#### Records provided ####

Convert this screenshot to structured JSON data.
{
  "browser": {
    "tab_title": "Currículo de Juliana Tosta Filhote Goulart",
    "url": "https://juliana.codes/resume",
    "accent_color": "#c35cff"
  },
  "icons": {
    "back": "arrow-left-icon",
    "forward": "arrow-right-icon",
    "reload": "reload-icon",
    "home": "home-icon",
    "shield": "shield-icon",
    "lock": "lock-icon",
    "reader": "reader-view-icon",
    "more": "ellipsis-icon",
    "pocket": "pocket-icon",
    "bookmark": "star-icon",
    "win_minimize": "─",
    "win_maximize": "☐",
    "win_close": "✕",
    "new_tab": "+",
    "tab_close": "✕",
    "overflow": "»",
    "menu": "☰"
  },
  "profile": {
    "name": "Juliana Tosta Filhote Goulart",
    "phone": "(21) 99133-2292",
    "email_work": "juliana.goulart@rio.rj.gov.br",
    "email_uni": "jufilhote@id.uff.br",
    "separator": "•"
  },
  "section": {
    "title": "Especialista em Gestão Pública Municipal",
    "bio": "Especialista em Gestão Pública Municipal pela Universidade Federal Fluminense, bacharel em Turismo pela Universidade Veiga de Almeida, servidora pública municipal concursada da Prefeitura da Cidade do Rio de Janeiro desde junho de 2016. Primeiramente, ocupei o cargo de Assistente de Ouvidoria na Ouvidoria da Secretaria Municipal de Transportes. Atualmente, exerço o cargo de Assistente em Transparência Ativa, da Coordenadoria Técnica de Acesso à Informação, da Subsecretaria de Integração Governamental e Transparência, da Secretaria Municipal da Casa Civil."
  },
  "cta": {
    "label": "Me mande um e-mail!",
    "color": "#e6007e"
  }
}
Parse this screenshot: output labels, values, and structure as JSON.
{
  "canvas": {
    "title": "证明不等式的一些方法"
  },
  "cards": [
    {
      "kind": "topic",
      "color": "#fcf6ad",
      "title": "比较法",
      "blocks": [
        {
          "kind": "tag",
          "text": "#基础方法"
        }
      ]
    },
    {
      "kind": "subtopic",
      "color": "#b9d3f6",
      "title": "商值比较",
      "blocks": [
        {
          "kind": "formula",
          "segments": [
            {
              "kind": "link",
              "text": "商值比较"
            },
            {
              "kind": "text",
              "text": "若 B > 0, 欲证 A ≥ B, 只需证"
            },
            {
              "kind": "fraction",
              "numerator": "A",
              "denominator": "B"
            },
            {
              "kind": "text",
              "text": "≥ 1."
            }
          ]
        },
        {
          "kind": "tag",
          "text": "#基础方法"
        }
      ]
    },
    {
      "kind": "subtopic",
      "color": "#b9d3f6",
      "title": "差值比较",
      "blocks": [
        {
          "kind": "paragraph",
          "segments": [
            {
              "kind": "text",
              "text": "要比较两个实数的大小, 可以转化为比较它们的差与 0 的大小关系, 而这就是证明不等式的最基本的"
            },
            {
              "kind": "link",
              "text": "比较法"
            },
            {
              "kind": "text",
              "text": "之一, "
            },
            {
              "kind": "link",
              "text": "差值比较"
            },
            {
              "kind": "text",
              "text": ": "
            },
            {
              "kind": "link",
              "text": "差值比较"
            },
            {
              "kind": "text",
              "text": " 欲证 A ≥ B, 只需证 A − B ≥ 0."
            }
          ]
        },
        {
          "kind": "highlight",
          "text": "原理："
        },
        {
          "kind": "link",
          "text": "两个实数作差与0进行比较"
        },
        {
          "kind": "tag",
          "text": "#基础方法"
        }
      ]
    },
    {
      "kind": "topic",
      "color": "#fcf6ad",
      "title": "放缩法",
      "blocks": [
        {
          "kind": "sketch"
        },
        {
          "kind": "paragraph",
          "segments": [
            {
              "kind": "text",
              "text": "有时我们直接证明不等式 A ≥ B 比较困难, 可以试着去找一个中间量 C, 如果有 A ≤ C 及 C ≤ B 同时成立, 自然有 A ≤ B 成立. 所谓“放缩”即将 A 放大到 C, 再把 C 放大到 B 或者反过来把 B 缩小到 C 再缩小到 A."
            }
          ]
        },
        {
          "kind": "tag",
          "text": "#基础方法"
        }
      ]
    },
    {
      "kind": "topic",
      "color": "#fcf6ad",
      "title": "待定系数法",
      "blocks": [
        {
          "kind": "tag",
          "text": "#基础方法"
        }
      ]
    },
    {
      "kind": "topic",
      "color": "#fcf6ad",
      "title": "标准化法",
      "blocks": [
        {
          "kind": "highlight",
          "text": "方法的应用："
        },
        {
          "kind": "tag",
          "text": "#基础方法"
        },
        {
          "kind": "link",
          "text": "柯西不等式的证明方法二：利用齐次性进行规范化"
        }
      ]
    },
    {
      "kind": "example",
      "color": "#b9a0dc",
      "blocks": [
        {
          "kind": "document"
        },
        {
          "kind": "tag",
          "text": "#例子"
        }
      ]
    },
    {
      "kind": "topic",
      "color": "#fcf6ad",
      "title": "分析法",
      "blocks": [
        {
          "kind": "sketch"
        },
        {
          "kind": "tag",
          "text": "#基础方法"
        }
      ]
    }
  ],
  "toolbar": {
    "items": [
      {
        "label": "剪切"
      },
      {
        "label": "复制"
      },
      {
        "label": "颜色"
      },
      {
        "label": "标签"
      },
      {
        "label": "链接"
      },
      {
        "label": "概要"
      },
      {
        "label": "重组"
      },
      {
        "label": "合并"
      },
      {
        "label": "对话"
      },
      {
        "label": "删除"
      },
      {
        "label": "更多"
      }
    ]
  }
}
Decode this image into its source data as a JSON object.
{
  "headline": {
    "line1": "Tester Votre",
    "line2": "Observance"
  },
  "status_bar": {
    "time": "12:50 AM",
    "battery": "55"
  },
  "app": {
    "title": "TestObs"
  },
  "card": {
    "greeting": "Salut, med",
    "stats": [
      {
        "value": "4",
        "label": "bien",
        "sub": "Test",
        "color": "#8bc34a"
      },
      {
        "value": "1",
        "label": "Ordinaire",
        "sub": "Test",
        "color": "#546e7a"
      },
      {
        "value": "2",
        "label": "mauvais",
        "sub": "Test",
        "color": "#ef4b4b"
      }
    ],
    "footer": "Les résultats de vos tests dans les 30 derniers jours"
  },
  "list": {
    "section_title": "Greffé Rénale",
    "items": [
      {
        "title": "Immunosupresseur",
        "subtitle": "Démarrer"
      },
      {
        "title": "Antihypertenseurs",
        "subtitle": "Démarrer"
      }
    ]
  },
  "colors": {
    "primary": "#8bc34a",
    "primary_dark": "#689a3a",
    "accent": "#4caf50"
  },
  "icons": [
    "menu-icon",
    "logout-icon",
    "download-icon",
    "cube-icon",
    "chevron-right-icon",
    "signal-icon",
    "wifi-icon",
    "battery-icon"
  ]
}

####

(Brief): Of the lines above, how many contain the word "JSON"? Provide the number and nothing else.

(Exercise response): 3